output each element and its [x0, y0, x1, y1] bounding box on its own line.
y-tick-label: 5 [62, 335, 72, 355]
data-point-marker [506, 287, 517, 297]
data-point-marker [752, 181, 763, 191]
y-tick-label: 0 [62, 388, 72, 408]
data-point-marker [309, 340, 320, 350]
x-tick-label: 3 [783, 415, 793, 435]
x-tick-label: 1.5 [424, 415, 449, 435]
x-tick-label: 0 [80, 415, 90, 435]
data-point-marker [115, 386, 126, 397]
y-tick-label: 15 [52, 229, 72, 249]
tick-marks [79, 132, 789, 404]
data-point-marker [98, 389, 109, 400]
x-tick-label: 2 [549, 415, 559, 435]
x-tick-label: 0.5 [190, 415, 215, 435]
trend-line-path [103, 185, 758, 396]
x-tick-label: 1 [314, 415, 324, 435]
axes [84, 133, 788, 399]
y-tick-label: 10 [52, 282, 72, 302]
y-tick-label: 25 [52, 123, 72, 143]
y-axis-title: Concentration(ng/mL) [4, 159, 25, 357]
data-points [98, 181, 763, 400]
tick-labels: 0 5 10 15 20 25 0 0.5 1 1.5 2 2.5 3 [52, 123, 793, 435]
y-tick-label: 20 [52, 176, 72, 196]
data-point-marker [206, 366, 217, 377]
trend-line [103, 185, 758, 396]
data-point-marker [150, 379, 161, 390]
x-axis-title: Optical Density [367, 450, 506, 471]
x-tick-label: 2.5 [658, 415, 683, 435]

## REQUIREMENTS
Reproduce every one of the lines above verbatim, in the same order.

## SOLVED PROBLEM
output each element and its [x0, y0, x1, y1] bounding box on its own line.
y-tick-label: 5 [62, 335, 72, 355]
data-point-marker [506, 287, 517, 297]
data-point-marker [752, 181, 763, 191]
y-tick-label: 0 [62, 388, 72, 408]
data-point-marker [309, 340, 320, 350]
x-tick-label: 3 [783, 415, 793, 435]
x-tick-label: 1.5 [424, 415, 449, 435]
x-tick-label: 0 [80, 415, 90, 435]
data-point-marker [115, 386, 126, 397]
y-tick-label: 15 [52, 229, 72, 249]
tick-marks [79, 132, 789, 404]
data-point-marker [98, 389, 109, 400]
x-tick-label: 2 [549, 415, 559, 435]
x-tick-label: 0.5 [190, 415, 215, 435]
trend-line-path [103, 185, 758, 396]
x-tick-label: 1 [314, 415, 324, 435]
axes [84, 133, 788, 399]
y-tick-label: 10 [52, 282, 72, 302]
y-tick-label: 25 [52, 123, 72, 143]
y-axis-title: Concentration(ng/mL) [4, 159, 25, 357]
data-points [98, 181, 763, 400]
tick-labels: 0 5 10 15 20 25 0 0.5 1 1.5 2 2.5 3 [52, 123, 793, 435]
y-tick-label: 20 [52, 176, 72, 196]
data-point-marker [206, 366, 217, 377]
trend-line [103, 185, 758, 396]
data-point-marker [150, 379, 161, 390]
x-axis-title: Optical Density [367, 450, 506, 471]
x-tick-label: 2.5 [658, 415, 683, 435]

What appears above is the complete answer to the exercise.